[EXERCISE PROMPT] Write out the records word for word, with no pictures.

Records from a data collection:
--- --- ---

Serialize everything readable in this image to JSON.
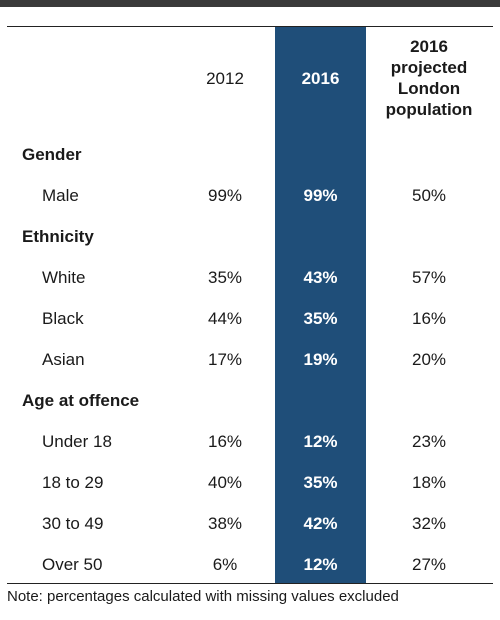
{
  "header": {
    "col_2012": "2012",
    "col_2016": "2016",
    "col_projected_line1": "2016",
    "col_projected_line2": "projected",
    "col_projected_line3": "London",
    "col_projected_line4": "population"
  },
  "sections": {
    "gender": {
      "title": "Gender",
      "rows": [
        {
          "label": "Male",
          "v2012": "99%",
          "v2016": "99%",
          "proj": "50%"
        }
      ]
    },
    "ethnicity": {
      "title": "Ethnicity",
      "rows": [
        {
          "label": "White",
          "v2012": "35%",
          "v2016": "43%",
          "proj": "57%"
        },
        {
          "label": "Black",
          "v2012": "44%",
          "v2016": "35%",
          "proj": "16%"
        },
        {
          "label": "Asian",
          "v2012": "17%",
          "v2016": "19%",
          "proj": "20%"
        }
      ]
    },
    "age": {
      "title": "Age at offence",
      "rows": [
        {
          "label": "Under 18",
          "v2012": "16%",
          "v2016": "12%",
          "proj": "23%"
        },
        {
          "label": "18 to 29",
          "v2012": "40%",
          "v2016": "35%",
          "proj": "18%"
        },
        {
          "label": "30 to 49",
          "v2012": "38%",
          "v2016": "42%",
          "proj": "32%"
        },
        {
          "label": "Over 50",
          "v2012": "6%",
          "v2016": "12%",
          "proj": "27%"
        }
      ]
    }
  },
  "note": "Note: percentages calculated with missing values excluded",
  "colors": {
    "highlight": "#1f4e79",
    "topbar": "#3a3a3a"
  }
}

--- --- ---

[RESPONSE]
Serialize everything readable in this image to JSON.
{
  "header": {
    "col_2012": "2012",
    "col_2016": "2016",
    "col_projected_line1": "2016",
    "col_projected_line2": "projected",
    "col_projected_line3": "London",
    "col_projected_line4": "population"
  },
  "sections": {
    "gender": {
      "title": "Gender",
      "rows": [
        {
          "label": "Male",
          "v2012": "99%",
          "v2016": "99%",
          "proj": "50%"
        }
      ]
    },
    "ethnicity": {
      "title": "Ethnicity",
      "rows": [
        {
          "label": "White",
          "v2012": "35%",
          "v2016": "43%",
          "proj": "57%"
        },
        {
          "label": "Black",
          "v2012": "44%",
          "v2016": "35%",
          "proj": "16%"
        },
        {
          "label": "Asian",
          "v2012": "17%",
          "v2016": "19%",
          "proj": "20%"
        }
      ]
    },
    "age": {
      "title": "Age at offence",
      "rows": [
        {
          "label": "Under 18",
          "v2012": "16%",
          "v2016": "12%",
          "proj": "23%"
        },
        {
          "label": "18 to 29",
          "v2012": "40%",
          "v2016": "35%",
          "proj": "18%"
        },
        {
          "label": "30 to 49",
          "v2012": "38%",
          "v2016": "42%",
          "proj": "32%"
        },
        {
          "label": "Over 50",
          "v2012": "6%",
          "v2016": "12%",
          "proj": "27%"
        }
      ]
    }
  },
  "note": "Note: percentages calculated with missing values excluded",
  "colors": {
    "highlight": "#1f4e79",
    "topbar": "#3a3a3a"
  }
}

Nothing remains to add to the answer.